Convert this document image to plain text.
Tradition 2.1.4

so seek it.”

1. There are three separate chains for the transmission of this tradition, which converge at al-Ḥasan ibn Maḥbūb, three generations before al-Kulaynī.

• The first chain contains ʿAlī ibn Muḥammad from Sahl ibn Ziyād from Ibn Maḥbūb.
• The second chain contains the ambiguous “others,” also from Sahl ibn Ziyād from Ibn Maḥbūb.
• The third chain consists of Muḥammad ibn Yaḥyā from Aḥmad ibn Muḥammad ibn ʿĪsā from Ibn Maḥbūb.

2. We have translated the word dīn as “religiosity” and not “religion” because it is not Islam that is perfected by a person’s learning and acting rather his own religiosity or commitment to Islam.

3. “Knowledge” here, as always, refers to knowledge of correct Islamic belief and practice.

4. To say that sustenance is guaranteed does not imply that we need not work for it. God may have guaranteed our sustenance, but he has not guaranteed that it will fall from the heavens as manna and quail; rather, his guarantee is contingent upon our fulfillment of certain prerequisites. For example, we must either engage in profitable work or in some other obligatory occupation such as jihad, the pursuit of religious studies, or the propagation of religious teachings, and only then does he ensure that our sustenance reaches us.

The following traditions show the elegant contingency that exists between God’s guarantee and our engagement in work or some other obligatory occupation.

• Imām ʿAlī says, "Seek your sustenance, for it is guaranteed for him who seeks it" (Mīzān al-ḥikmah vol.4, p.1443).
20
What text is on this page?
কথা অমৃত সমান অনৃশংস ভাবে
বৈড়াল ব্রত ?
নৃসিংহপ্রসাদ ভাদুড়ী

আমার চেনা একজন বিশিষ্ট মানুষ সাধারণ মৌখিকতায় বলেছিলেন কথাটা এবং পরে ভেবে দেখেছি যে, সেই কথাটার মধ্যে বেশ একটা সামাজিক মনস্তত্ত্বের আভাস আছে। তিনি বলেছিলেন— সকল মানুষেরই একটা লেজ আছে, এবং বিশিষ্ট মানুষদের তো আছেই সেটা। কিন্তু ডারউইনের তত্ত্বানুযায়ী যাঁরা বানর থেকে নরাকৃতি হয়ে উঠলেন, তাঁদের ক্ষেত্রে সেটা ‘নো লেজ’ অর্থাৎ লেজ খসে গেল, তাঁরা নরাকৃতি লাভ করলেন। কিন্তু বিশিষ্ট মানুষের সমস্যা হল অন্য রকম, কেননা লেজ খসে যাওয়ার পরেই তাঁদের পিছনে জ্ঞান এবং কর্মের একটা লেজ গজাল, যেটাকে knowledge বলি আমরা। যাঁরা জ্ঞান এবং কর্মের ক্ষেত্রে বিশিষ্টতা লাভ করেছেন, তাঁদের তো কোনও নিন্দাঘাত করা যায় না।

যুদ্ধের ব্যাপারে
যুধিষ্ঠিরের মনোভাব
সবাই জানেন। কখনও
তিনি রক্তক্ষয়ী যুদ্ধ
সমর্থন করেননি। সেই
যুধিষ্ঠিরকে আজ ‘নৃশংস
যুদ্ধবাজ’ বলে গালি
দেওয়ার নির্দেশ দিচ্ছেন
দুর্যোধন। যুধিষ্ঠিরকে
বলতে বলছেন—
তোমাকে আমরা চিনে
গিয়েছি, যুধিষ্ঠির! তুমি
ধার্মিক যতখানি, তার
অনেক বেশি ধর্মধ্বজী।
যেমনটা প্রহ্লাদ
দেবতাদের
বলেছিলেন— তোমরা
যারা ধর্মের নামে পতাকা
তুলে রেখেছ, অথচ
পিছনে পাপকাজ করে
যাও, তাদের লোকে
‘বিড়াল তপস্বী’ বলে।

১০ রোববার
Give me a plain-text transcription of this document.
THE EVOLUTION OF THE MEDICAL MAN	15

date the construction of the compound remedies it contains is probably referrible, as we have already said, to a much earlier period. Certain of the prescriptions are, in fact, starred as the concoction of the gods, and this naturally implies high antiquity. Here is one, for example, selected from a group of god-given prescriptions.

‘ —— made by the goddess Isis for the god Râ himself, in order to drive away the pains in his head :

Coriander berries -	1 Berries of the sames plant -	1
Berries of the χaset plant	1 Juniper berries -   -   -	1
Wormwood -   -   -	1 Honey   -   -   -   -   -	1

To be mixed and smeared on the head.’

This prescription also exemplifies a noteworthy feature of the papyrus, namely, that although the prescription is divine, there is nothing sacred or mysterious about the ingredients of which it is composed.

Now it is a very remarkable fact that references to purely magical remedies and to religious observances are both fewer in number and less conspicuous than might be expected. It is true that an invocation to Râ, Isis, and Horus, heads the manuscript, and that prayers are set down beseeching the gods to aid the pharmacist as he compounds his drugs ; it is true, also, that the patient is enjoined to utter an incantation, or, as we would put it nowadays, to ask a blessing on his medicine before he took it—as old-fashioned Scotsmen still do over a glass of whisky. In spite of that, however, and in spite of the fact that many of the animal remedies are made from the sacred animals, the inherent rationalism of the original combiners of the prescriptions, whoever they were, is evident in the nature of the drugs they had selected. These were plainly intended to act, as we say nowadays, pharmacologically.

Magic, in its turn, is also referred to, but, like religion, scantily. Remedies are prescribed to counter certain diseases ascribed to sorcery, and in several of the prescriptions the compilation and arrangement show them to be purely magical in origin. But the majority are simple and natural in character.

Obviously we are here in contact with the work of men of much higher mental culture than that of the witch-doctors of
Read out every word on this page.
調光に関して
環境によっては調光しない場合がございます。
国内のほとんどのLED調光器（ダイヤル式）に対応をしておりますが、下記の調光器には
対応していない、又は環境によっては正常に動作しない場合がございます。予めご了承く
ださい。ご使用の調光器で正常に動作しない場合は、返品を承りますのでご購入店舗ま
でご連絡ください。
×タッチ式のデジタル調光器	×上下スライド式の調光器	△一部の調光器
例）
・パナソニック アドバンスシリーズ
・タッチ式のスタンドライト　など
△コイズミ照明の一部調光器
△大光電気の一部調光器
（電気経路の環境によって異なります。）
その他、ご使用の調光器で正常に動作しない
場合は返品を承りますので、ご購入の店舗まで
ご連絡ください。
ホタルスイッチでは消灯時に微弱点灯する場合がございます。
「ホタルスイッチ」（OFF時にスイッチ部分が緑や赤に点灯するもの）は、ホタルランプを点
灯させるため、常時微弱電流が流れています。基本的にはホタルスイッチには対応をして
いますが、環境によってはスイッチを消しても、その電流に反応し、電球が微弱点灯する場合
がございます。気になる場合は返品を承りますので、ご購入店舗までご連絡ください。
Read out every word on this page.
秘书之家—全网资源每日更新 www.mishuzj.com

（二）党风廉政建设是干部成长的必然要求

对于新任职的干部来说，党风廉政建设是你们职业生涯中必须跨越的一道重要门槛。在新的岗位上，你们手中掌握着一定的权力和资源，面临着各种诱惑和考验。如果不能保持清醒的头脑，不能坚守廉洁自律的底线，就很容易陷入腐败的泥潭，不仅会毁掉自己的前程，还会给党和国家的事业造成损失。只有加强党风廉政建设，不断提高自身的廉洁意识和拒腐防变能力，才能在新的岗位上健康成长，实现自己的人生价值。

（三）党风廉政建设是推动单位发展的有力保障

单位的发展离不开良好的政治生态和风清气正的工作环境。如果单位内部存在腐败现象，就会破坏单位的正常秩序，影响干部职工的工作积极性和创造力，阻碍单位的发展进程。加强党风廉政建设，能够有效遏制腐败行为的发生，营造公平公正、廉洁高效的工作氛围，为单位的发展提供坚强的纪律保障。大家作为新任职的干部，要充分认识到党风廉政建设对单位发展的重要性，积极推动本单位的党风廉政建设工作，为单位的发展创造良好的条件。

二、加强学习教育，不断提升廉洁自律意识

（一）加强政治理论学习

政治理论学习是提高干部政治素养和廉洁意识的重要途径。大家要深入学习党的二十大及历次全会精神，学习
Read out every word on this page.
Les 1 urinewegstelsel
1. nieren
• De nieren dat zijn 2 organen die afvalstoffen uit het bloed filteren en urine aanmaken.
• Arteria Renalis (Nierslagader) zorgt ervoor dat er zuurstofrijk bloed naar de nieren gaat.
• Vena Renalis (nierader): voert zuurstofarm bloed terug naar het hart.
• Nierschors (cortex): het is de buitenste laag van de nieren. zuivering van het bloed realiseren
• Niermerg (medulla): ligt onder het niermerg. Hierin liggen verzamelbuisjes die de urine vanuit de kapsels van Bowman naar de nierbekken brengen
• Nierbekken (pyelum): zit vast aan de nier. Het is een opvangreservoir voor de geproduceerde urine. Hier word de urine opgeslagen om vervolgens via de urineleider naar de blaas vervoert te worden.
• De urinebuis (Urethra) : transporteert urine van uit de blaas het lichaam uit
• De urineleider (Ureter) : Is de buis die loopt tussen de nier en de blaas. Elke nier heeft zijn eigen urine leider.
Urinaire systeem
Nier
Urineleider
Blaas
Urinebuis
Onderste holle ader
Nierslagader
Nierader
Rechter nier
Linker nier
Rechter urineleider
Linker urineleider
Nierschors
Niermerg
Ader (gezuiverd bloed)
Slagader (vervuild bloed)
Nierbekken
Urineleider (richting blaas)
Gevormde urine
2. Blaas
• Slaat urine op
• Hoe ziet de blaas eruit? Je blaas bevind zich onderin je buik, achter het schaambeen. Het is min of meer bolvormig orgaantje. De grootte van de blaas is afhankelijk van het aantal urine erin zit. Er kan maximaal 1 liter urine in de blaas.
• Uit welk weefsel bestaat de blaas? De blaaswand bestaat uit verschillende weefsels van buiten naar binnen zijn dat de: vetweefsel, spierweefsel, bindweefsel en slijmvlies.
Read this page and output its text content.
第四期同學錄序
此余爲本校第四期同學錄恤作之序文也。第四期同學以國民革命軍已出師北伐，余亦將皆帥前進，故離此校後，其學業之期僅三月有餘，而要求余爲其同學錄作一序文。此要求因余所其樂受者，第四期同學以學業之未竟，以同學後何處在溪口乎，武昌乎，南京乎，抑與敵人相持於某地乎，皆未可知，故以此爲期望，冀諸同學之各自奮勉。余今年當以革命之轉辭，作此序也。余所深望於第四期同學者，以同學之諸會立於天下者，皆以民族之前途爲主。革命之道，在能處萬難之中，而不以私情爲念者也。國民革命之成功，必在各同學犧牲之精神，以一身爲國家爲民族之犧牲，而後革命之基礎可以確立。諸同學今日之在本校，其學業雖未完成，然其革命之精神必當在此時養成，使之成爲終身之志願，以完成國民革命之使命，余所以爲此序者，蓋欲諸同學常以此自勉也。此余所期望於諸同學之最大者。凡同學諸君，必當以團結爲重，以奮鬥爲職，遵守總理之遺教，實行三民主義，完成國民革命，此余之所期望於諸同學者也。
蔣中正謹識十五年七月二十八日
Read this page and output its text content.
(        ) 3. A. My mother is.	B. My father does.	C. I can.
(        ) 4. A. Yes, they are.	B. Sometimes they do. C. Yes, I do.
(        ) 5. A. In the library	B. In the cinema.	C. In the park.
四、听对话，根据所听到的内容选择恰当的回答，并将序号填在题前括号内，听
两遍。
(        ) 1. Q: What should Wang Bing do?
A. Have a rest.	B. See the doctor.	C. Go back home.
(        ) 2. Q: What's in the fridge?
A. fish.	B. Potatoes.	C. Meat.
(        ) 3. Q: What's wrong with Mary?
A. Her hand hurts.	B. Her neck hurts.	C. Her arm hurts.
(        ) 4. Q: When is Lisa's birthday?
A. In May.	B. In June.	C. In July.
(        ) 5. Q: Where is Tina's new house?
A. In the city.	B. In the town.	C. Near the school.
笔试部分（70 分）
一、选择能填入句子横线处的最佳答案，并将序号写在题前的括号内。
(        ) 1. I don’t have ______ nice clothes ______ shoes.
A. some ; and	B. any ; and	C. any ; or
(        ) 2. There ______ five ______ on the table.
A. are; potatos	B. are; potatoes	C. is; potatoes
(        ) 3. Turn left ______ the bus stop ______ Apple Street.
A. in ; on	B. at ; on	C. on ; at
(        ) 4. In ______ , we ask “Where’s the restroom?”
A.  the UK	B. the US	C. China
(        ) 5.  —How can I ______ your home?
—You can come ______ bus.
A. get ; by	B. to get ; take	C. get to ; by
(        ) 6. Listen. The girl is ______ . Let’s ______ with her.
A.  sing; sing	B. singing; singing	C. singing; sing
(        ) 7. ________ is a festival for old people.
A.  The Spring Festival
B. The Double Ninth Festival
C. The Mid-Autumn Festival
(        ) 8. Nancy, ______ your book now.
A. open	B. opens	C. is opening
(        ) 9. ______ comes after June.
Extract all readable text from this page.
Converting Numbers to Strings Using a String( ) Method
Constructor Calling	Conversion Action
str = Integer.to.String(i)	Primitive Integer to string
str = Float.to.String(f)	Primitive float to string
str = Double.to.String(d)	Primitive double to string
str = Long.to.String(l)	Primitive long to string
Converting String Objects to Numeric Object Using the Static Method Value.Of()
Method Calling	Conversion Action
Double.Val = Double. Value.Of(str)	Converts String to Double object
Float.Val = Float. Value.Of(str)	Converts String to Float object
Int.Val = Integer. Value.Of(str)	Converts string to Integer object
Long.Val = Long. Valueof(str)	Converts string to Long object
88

Requirement: Select the lines from the entries that include the word "Renalis".

Solution for this task:
• Arteria Renalis (Nierslagader) zorgt ervoor dat er zuurstofrijk bloed naar de nieren gaat.
• Vena Renalis (nierader): voert zuurstofarm bloed terug naar het hart.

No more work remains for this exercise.